INSTRUCTIONS TO FOLLOW → What is the number of lines containing the string "label"? Answer with the number only.

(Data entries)
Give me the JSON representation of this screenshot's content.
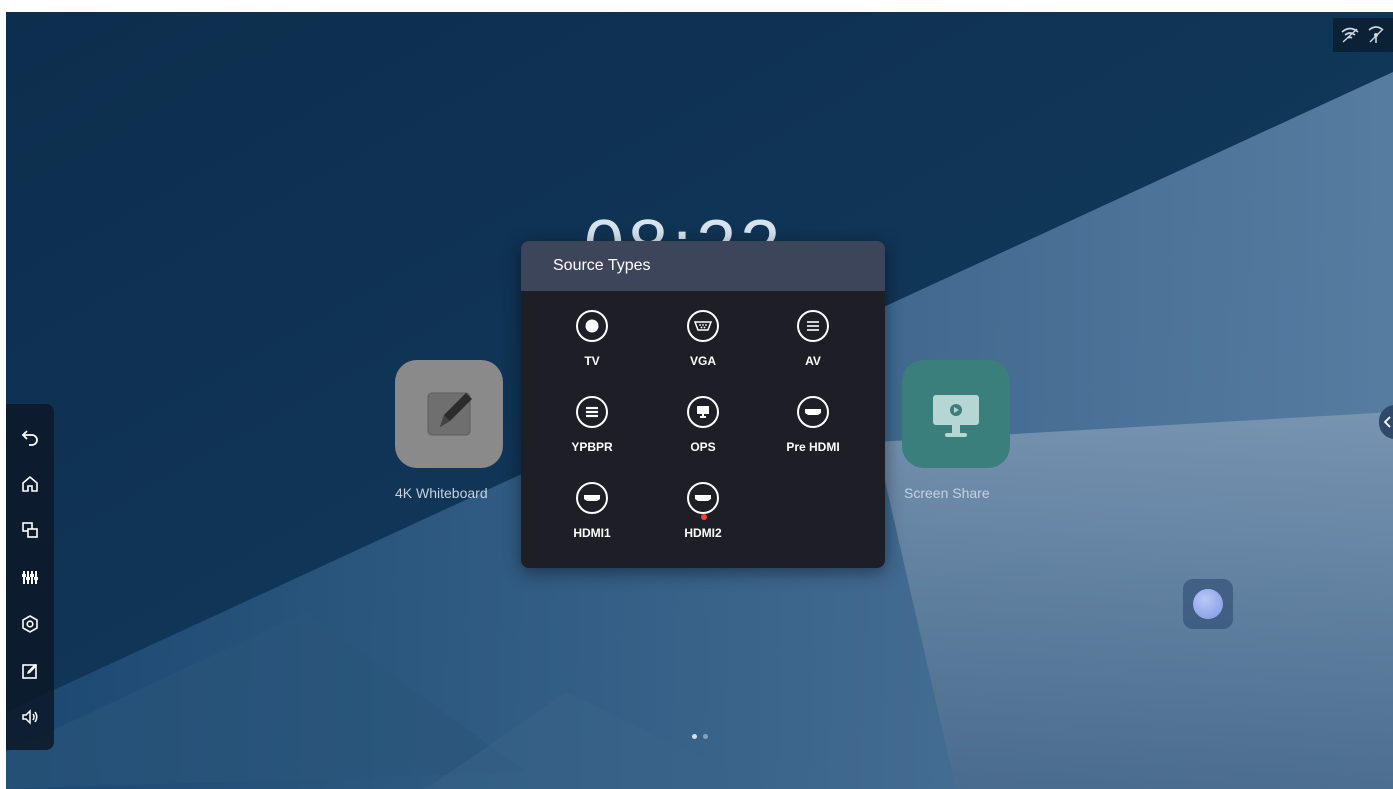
{
  "clock": {
    "time": "08:22"
  },
  "apps": [
    {
      "name": "4K Whiteboard",
      "icon": "pen-icon",
      "color": "#8a8a8a"
    },
    {
      "name": "Screen Share",
      "icon": "monitor-icon",
      "color": "#3a7f7c"
    }
  ],
  "source_panel": {
    "title": "Source Types",
    "sources": [
      {
        "label": "TV",
        "icon": "tv-radio-icon"
      },
      {
        "label": "VGA",
        "icon": "vga-icon"
      },
      {
        "label": "AV",
        "icon": "av-icon"
      },
      {
        "label": "YPBPR",
        "icon": "ypbpr-icon"
      },
      {
        "label": "OPS",
        "icon": "ops-icon"
      },
      {
        "label": "Pre HDMI",
        "icon": "hdmi-icon"
      },
      {
        "label": "HDMI1",
        "icon": "hdmi-icon"
      },
      {
        "label": "HDMI2",
        "icon": "hdmi-icon",
        "active": true
      }
    ]
  },
  "sidebar": {
    "items": [
      {
        "icon": "back-icon"
      },
      {
        "icon": "home-icon"
      },
      {
        "icon": "windows-icon"
      },
      {
        "icon": "equalizer-icon"
      },
      {
        "icon": "settings-icon"
      },
      {
        "icon": "annotate-icon"
      },
      {
        "icon": "volume-icon"
      }
    ]
  },
  "status": {
    "icons": [
      "wifi-icon",
      "hotspot-icon"
    ]
  },
  "colors": {
    "accent": "#3c4559",
    "active_indicator": "#ff3b3b"
  }
}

RESPONSE TO THIS TASK → 8